--- START OF Supplied information ---
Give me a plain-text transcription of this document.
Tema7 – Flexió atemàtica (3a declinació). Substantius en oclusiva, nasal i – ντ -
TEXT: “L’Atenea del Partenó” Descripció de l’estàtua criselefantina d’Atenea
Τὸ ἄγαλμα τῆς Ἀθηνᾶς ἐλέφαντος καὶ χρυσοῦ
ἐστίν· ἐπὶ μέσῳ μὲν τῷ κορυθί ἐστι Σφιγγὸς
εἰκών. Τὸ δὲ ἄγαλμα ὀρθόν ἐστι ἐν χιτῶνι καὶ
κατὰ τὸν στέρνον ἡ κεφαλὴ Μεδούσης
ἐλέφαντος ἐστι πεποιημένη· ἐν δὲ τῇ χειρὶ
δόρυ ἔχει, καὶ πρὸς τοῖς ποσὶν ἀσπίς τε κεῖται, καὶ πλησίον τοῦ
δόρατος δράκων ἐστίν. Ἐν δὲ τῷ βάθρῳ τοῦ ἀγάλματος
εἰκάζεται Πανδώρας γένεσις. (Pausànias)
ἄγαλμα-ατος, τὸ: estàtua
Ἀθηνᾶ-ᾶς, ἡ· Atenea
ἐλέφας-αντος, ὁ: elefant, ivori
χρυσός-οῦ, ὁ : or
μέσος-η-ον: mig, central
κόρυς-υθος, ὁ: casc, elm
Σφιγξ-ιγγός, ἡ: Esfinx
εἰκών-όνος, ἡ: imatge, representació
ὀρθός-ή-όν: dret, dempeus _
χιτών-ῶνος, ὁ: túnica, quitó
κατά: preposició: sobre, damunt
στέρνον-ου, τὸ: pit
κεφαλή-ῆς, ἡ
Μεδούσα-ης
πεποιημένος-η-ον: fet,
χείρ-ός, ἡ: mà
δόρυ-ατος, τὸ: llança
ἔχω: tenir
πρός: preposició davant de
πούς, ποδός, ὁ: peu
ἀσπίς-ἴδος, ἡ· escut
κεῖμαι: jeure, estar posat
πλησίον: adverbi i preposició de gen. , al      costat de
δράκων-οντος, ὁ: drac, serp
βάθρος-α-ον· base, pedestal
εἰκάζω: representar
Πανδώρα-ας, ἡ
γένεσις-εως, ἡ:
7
--- END OF Supplied information ---
_Work to be completed_:
Go through the entries above and pull out each line with "estàtua" in it.

_Answer for the task_:
TEXT: “L’Atenea del Partenó” Descripció de l’estàtua criselefantina d’Atenea
ἄγαλμα-ατος, τὸ: estàtua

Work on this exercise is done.